-- Begin --
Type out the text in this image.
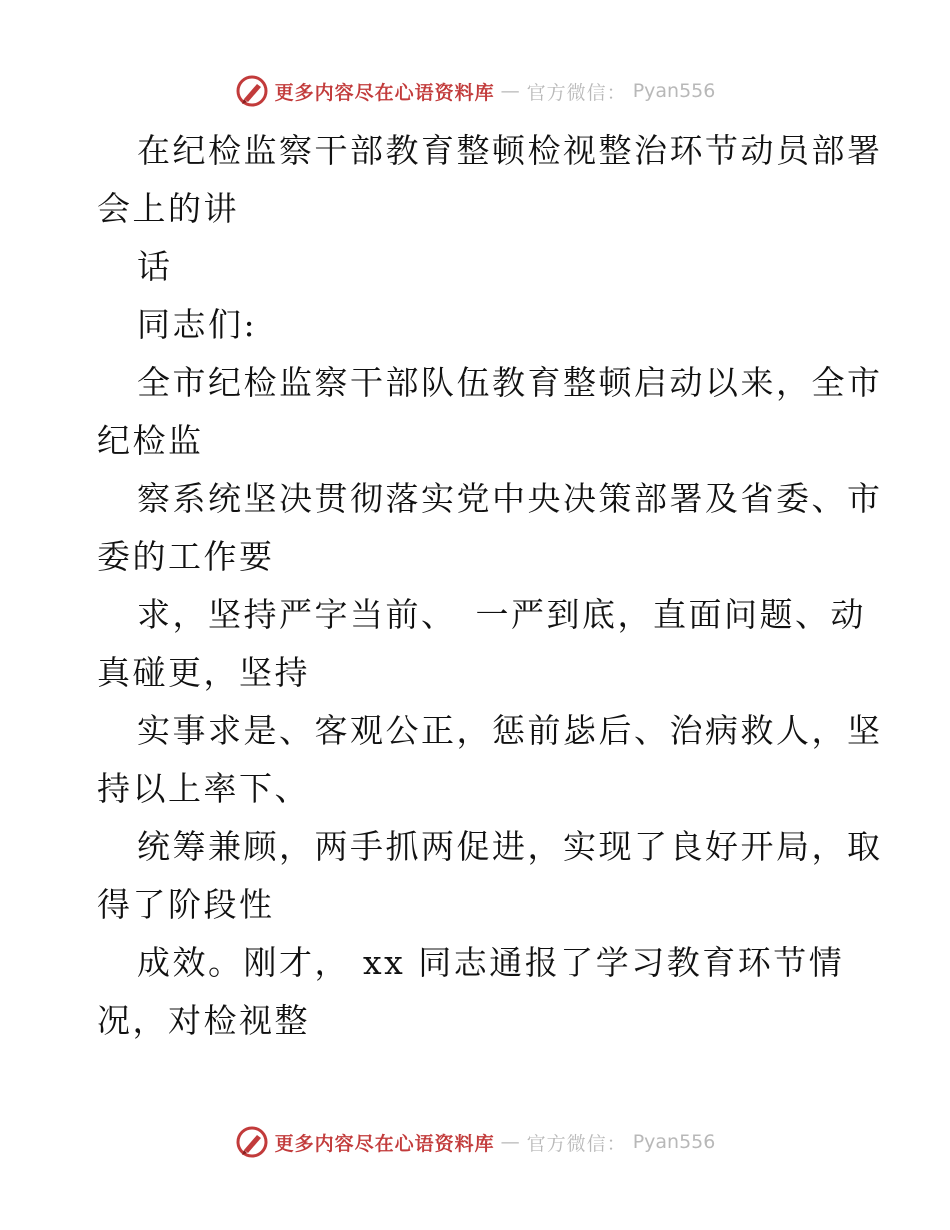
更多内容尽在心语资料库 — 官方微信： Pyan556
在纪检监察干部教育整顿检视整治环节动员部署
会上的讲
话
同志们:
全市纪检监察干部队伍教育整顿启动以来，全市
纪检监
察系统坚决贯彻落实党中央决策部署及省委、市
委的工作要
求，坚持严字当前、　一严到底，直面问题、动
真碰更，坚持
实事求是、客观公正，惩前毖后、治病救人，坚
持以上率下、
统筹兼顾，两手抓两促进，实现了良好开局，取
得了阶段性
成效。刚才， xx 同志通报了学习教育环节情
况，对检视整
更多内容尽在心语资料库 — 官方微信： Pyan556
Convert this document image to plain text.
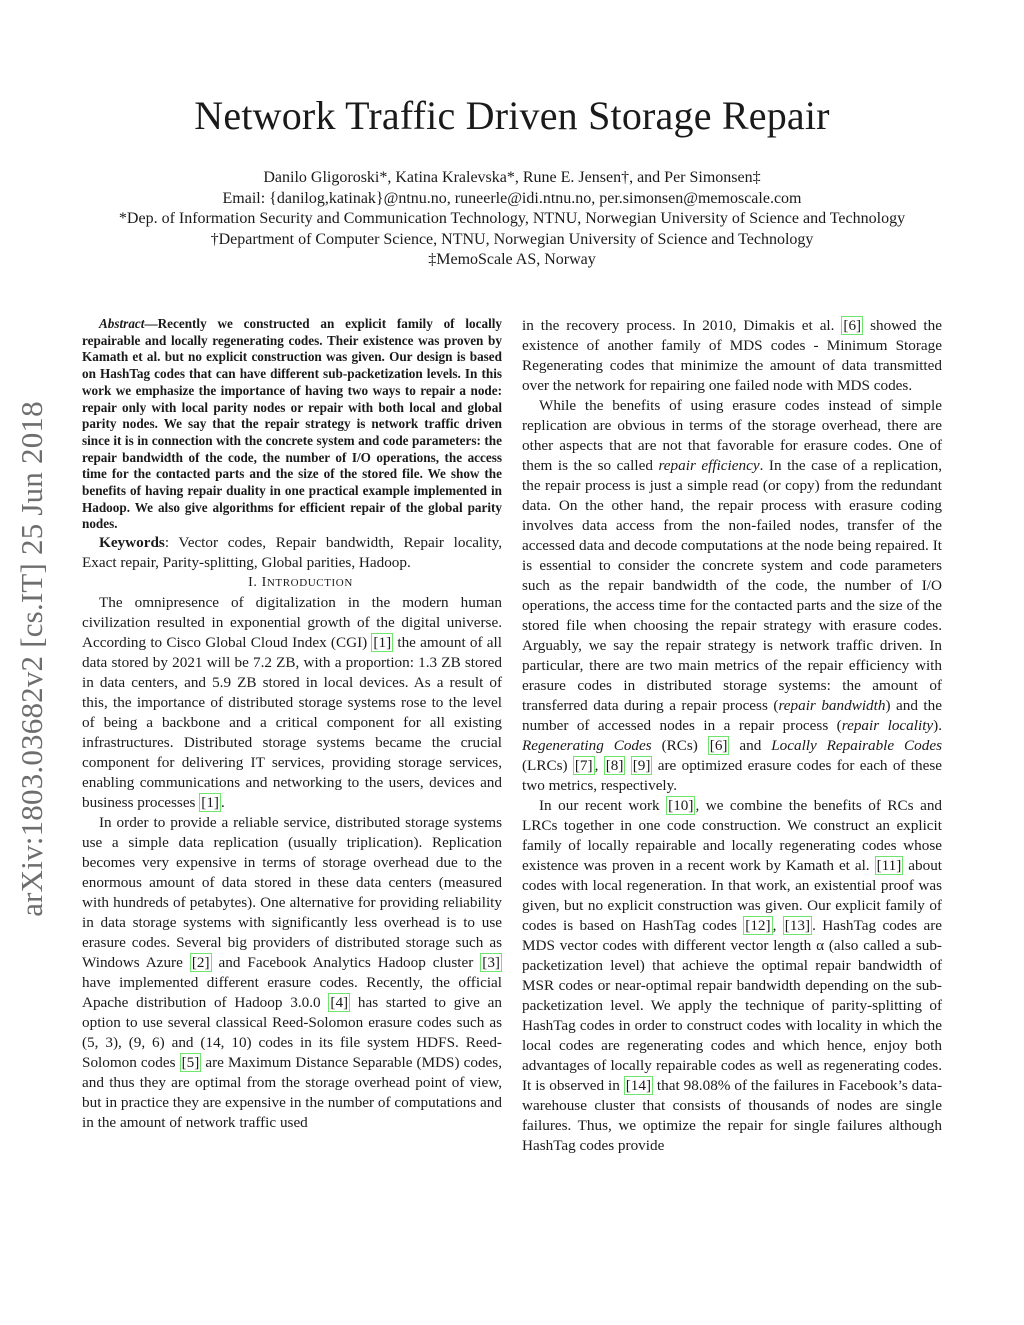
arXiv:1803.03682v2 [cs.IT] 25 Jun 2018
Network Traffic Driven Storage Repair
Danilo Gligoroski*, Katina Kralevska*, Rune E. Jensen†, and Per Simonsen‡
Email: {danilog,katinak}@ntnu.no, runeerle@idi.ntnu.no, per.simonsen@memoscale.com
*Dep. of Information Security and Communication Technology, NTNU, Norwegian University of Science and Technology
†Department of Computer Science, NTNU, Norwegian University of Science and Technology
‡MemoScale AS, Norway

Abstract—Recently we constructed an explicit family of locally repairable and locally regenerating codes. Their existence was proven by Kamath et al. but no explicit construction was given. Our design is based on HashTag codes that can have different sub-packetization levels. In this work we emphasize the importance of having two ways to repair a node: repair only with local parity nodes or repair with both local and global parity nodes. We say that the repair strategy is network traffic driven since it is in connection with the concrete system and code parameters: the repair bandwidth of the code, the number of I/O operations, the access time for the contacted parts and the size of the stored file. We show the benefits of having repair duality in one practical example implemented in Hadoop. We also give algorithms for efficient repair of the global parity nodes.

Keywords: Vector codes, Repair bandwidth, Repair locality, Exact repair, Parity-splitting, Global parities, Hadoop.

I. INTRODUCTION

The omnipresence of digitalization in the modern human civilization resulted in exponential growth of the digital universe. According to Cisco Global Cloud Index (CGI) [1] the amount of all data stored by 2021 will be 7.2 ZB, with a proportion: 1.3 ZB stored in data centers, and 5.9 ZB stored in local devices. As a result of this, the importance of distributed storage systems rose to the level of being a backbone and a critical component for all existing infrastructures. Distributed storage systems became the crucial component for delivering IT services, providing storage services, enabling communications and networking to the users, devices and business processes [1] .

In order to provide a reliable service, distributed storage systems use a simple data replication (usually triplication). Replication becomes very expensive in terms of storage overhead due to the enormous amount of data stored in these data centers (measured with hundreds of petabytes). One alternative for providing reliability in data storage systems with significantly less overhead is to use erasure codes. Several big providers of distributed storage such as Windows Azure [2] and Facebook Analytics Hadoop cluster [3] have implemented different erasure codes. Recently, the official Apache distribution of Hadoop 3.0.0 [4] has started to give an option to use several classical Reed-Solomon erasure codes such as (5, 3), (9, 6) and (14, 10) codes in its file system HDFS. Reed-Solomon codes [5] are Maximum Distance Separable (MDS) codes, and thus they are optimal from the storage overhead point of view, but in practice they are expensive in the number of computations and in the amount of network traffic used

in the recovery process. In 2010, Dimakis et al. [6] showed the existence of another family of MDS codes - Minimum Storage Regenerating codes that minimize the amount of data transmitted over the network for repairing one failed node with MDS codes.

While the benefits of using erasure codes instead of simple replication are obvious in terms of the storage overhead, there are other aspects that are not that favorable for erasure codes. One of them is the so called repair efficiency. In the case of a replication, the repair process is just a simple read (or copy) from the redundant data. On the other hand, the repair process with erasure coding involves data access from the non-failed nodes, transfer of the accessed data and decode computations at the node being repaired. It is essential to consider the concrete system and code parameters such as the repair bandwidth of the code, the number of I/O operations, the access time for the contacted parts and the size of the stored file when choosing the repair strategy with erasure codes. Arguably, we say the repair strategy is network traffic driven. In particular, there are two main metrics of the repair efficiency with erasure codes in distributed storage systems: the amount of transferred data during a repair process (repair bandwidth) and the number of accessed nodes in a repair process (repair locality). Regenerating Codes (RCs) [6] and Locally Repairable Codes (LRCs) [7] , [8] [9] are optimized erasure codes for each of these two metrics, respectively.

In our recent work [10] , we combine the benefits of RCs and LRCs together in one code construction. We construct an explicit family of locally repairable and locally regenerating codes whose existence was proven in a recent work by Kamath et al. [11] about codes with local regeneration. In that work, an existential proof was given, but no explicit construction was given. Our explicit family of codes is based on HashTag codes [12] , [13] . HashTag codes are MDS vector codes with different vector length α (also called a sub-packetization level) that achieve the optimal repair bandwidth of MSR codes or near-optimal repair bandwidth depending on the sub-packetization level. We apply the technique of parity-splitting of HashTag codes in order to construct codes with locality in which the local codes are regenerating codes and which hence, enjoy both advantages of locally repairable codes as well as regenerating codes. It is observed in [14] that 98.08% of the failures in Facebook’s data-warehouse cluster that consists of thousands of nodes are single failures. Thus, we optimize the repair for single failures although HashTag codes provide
-- End --
### AIM OF THE EXERCISE
Please set down each line of the data above exactly as written, without the pictures.

### ANSWER TO THIS EXERCISE
Type out the text in this image.
更多内容尽在心语资料库 — 官方微信： Pyan556
在纪检监察干部教育整顿检视整治环节动员部署
会上的讲
话
同志们:
全市纪检监察干部队伍教育整顿启动以来，全市
纪检监
察系统坚决贯彻落实党中央决策部署及省委、市
委的工作要
求，坚持严字当前、　一严到底，直面问题、动
真碰更，坚持
实事求是、客观公正，惩前毖后、治病救人，坚
持以上率下、
统筹兼顾，两手抓两促进，实现了良好开局，取
得了阶段性
成效。刚才， xx 同志通报了学习教育环节情
况，对检视整
更多内容尽在心语资料库 — 官方微信： Pyan556
Convert this document image to plain text.
arXiv:1803.03682v2 [cs.IT] 25 Jun 2018
Network Traffic Driven Storage Repair
Danilo Gligoroski*, Katina Kralevska*, Rune E. Jensen†, and Per Simonsen‡
Email: {danilog,katinak}@ntnu.no, runeerle@idi.ntnu.no, per.simonsen@memoscale.com
*Dep. of Information Security and Communication Technology, NTNU, Norwegian University of Science and Technology
†Department of Computer Science, NTNU, Norwegian University of Science and Technology
‡MemoScale AS, Norway

Abstract—Recently we constructed an explicit family of locally repairable and locally regenerating codes. Their existence was proven by Kamath et al. but no explicit construction was given. Our design is based on HashTag codes that can have different sub-packetization levels. In this work we emphasize the importance of having two ways to repair a node: repair only with local parity nodes or repair with both local and global parity nodes. We say that the repair strategy is network traffic driven since it is in connection with the concrete system and code parameters: the repair bandwidth of the code, the number of I/O operations, the access time for the contacted parts and the size of the stored file. We show the benefits of having repair duality in one practical example implemented in Hadoop. We also give algorithms for efficient repair of the global parity nodes.

Keywords: Vector codes, Repair bandwidth, Repair locality, Exact repair, Parity-splitting, Global parities, Hadoop.

I. INTRODUCTION

The omnipresence of digitalization in the modern human civilization resulted in exponential growth of the digital universe. According to Cisco Global Cloud Index (CGI) [1] the amount of all data stored by 2021 will be 7.2 ZB, with a proportion: 1.3 ZB stored in data centers, and 5.9 ZB stored in local devices. As a result of this, the importance of distributed storage systems rose to the level of being a backbone and a critical component for all existing infrastructures. Distributed storage systems became the crucial component for delivering IT services, providing storage services, enabling communications and networking to the users, devices and business processes [1] .

In order to provide a reliable service, distributed storage systems use a simple data replication (usually triplication). Replication becomes very expensive in terms of storage overhead due to the enormous amount of data stored in these data centers (measured with hundreds of petabytes). One alternative for providing reliability in data storage systems with significantly less overhead is to use erasure codes. Several big providers of distributed storage such as Windows Azure [2] and Facebook Analytics Hadoop cluster [3] have implemented different erasure codes. Recently, the official Apache distribution of Hadoop 3.0.0 [4] has started to give an option to use several classical Reed-Solomon erasure codes such as (5, 3), (9, 6) and (14, 10) codes in its file system HDFS. Reed-Solomon codes [5] are Maximum Distance Separable (MDS) codes, and thus they are optimal from the storage overhead point of view, but in practice they are expensive in the number of computations and in the amount of network traffic used

in the recovery process. In 2010, Dimakis et al. [6] showed the existence of another family of MDS codes - Minimum Storage Regenerating codes that minimize the amount of data transmitted over the network for repairing one failed node with MDS codes.

While the benefits of using erasure codes instead of simple replication are obvious in terms of the storage overhead, there are other aspects that are not that favorable for erasure codes. One of them is the so called repair efficiency. In the case of a replication, the repair process is just a simple read (or copy) from the redundant data. On the other hand, the repair process with erasure coding involves data access from the non-failed nodes, transfer of the accessed data and decode computations at the node being repaired. It is essential to consider the concrete system and code parameters such as the repair bandwidth of the code, the number of I/O operations, the access time for the contacted parts and the size of the stored file when choosing the repair strategy with erasure codes. Arguably, we say the repair strategy is network traffic driven. In particular, there are two main metrics of the repair efficiency with erasure codes in distributed storage systems: the amount of transferred data during a repair process (repair bandwidth) and the number of accessed nodes in a repair process (repair locality). Regenerating Codes (RCs) [6] and Locally Repairable Codes (LRCs) [7] , [8] [9] are optimized erasure codes for each of these two metrics, respectively.

In our recent work [10] , we combine the benefits of RCs and LRCs together in one code construction. We construct an explicit family of locally repairable and locally regenerating codes whose existence was proven in a recent work by Kamath et al. [11] about codes with local regeneration. In that work, an existential proof was given, but no explicit construction was given. Our explicit family of codes is based on HashTag codes [12] , [13] . HashTag codes are MDS vector codes with different vector length α (also called a sub-packetization level) that achieve the optimal repair bandwidth of MSR codes or near-optimal repair bandwidth depending on the sub-packetization level. We apply the technique of parity-splitting of HashTag codes in order to construct codes with locality in which the local codes are regenerating codes and which hence, enjoy both advantages of locally repairable codes as well as regenerating codes. It is observed in [14] that 98.08% of the failures in Facebook’s data-warehouse cluster that consists of thousands of nodes are single failures. Thus, we optimize the repair for single failures although HashTag codes provide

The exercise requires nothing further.